Start Records for the exercise
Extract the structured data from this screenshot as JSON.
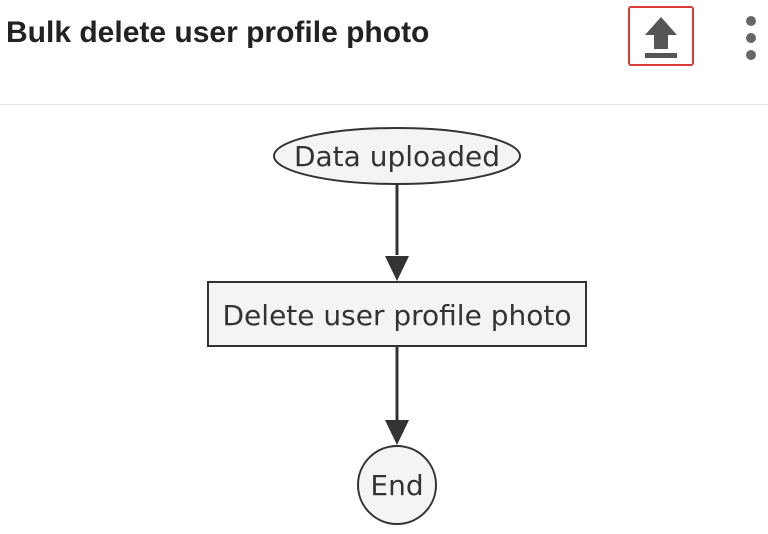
{
  "header": {
    "title": "Bulk delete user profile photo",
    "upload_icon": "upload-icon",
    "more_icon": "more-vertical-icon",
    "accent_color": "#d93a3a"
  },
  "flowchart": {
    "nodes": [
      {
        "id": "start",
        "shape": "ellipse",
        "label": "Data uploaded"
      },
      {
        "id": "action",
        "shape": "rectangle",
        "label": "Delete user profile photo"
      },
      {
        "id": "end",
        "shape": "circle",
        "label": "End"
      }
    ],
    "edges": [
      {
        "from": "start",
        "to": "action"
      },
      {
        "from": "action",
        "to": "end"
      }
    ]
  }
}
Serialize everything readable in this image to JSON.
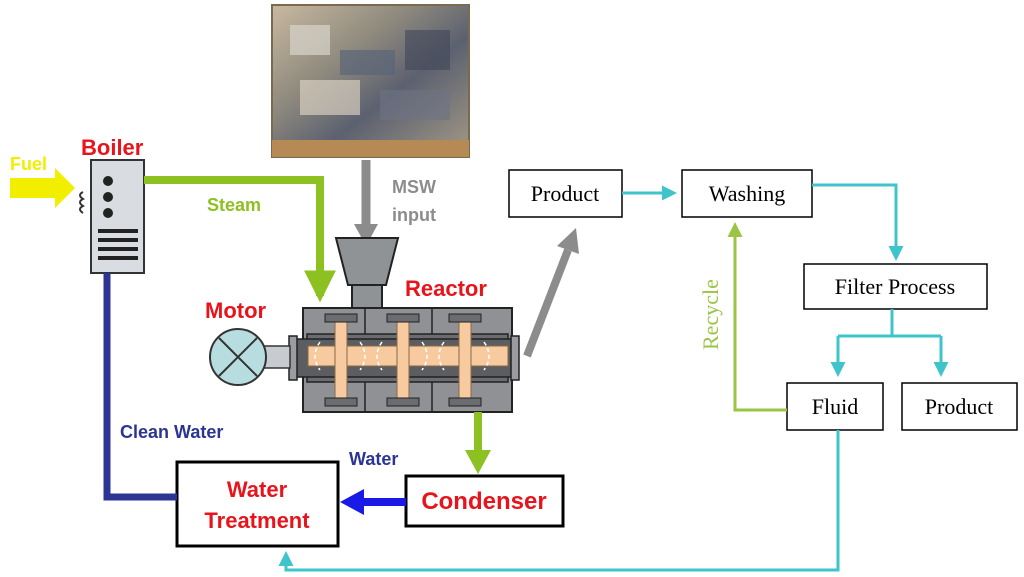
{
  "labels": {
    "fuel": "Fuel",
    "boiler": "Boiler",
    "steam": "Steam",
    "msw_line1": "MSW",
    "msw_line2": "input",
    "motor": "Motor",
    "reactor": "Reactor",
    "clean_water": "Clean Water",
    "water": "Water",
    "water_treatment_line1": "Water",
    "water_treatment_line2": "Treatment",
    "condenser": "Condenser",
    "product_1": "Product",
    "washing": "Washing",
    "filter_process": "Filter Process",
    "recycle": "Recycle",
    "fluid": "Fluid",
    "product_2": "Product"
  },
  "colors": {
    "red_label": "#e8141b",
    "fuel_yellow": "#f2ee00",
    "steam_green": "#8dc021",
    "gray_flow": "#8c8c8c",
    "clean_water_navy": "#2c3592",
    "water_blue": "#1a1ae6",
    "cyan_flow": "#3fc4cc",
    "recycle_green": "#9ac443",
    "reactor_orange": "#f7caa0"
  },
  "icons": [
    "msw-photo",
    "boiler-icon",
    "motor-icon",
    "reactor-icon",
    "hopper-icon"
  ]
}
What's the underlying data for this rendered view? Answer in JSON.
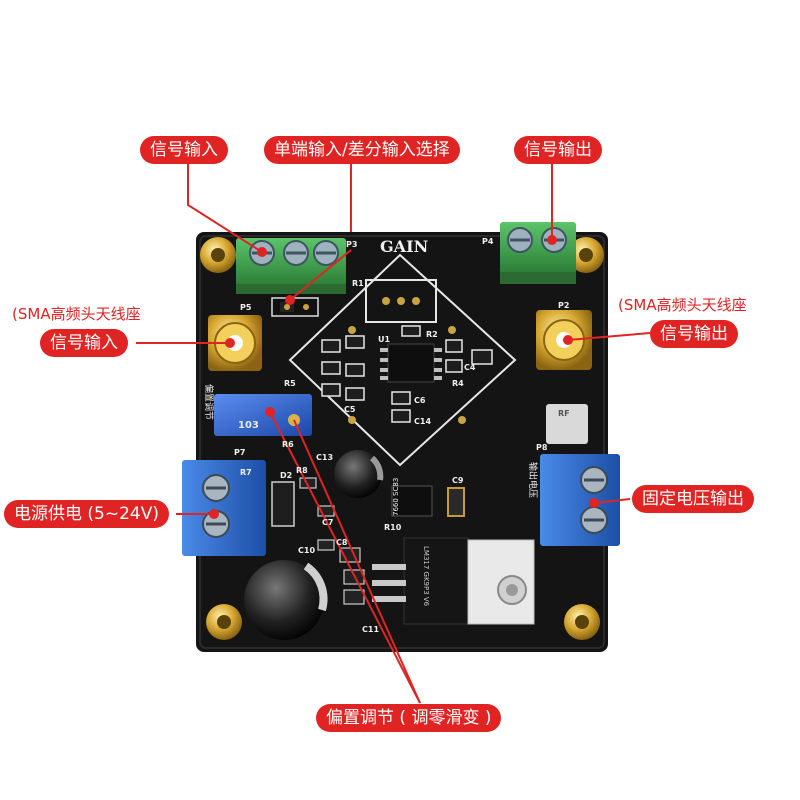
End Records for the exercise
(Short problem) Copy the data exactly. Any picture it contains is to be omitted.

(Expected output)
Extract the structured data from this screenshot as JSON.
{
  "header": {
    "title": "Bulk delete user profile photo",
    "upload_icon": "upload-icon",
    "more_icon": "more-vertical-icon",
    "accent_color": "#d93a3a"
  },
  "flowchart": {
    "nodes": [
      {
        "id": "start",
        "shape": "ellipse",
        "label": "Data uploaded"
      },
      {
        "id": "action",
        "shape": "rectangle",
        "label": "Delete user profile photo"
      },
      {
        "id": "end",
        "shape": "circle",
        "label": "End"
      }
    ],
    "edges": [
      {
        "from": "start",
        "to": "action"
      },
      {
        "from": "action",
        "to": "end"
      }
    ]
  }
}
Serialize everything readable in this image to JSON.
{
  "labels": {
    "fuel": "Fuel",
    "boiler": "Boiler",
    "steam": "Steam",
    "msw_line1": "MSW",
    "msw_line2": "input",
    "motor": "Motor",
    "reactor": "Reactor",
    "clean_water": "Clean Water",
    "water": "Water",
    "water_treatment_line1": "Water",
    "water_treatment_line2": "Treatment",
    "condenser": "Condenser",
    "product_1": "Product",
    "washing": "Washing",
    "filter_process": "Filter Process",
    "recycle": "Recycle",
    "fluid": "Fluid",
    "product_2": "Product"
  },
  "colors": {
    "red_label": "#e8141b",
    "fuel_yellow": "#f2ee00",
    "steam_green": "#8dc021",
    "gray_flow": "#8c8c8c",
    "clean_water_navy": "#2c3592",
    "water_blue": "#1a1ae6",
    "cyan_flow": "#3fc4cc",
    "recycle_green": "#9ac443",
    "reactor_orange": "#f7caa0"
  },
  "icons": [
    "msw-photo",
    "boiler-icon",
    "motor-icon",
    "reactor-icon",
    "hopper-icon"
  ]
}
What's the underlying data for this rendered view? Answer in JSON.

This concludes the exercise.